** Begin LISTED RECORDS **

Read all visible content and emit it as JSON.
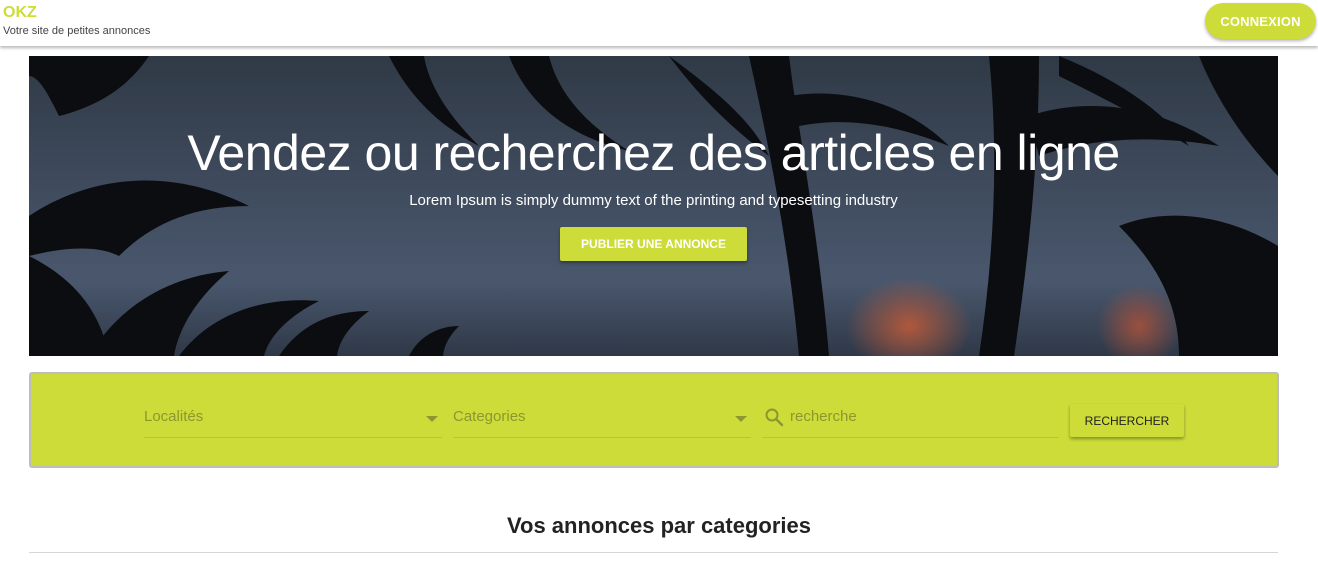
{
  "header": {
    "brand_name": "OKZ",
    "tagline": "Votre site de petites annonces",
    "login_label": "CONNEXION"
  },
  "hero": {
    "title": "Vendez ou recherchez des articles en ligne",
    "subtitle": "Lorem Ipsum is simply dummy text of the printing and typesetting industry",
    "publish_label": "PUBLIER UNE ANNONCE"
  },
  "search": {
    "location_placeholder": "Localités",
    "category_placeholder": "Categories",
    "query_placeholder": "recherche",
    "submit_label": "RECHERCHER"
  },
  "section": {
    "title": "Vos annonces par categories"
  },
  "colors": {
    "accent": "#cddc39",
    "text": "#222222"
  },
  "icons": {
    "search": "search-icon",
    "dropdown": "caret-down-icon"
  }
}
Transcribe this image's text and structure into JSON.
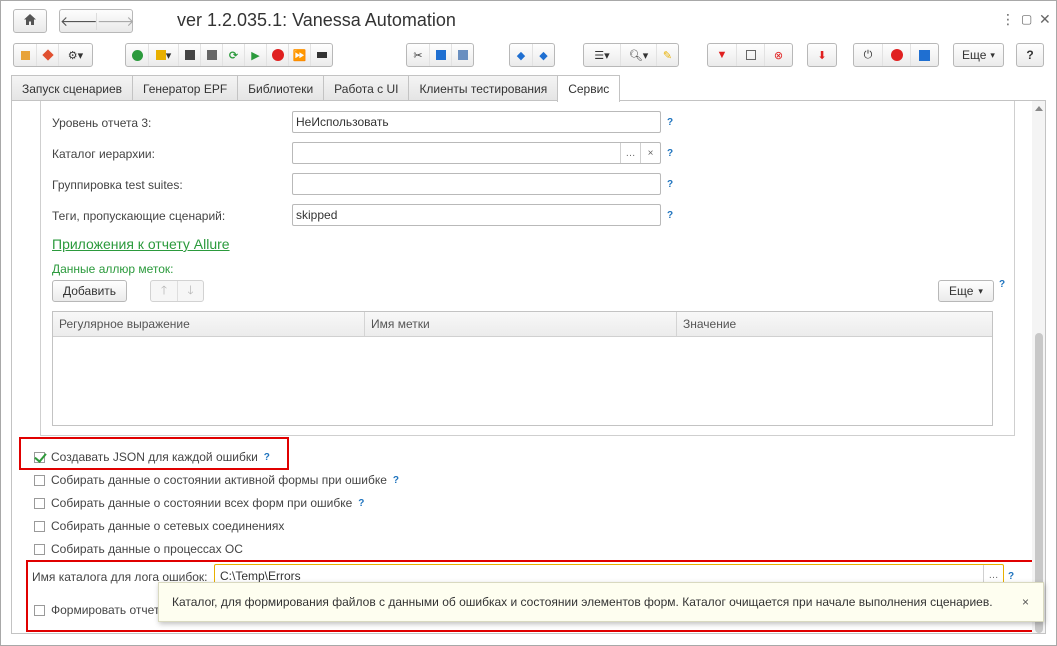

** End LISTED RECORDS **

### [GIVEN EXERCISE]
Report only the number of lines in the listing that contain the word "JSON".

### [TASK RESULT]
2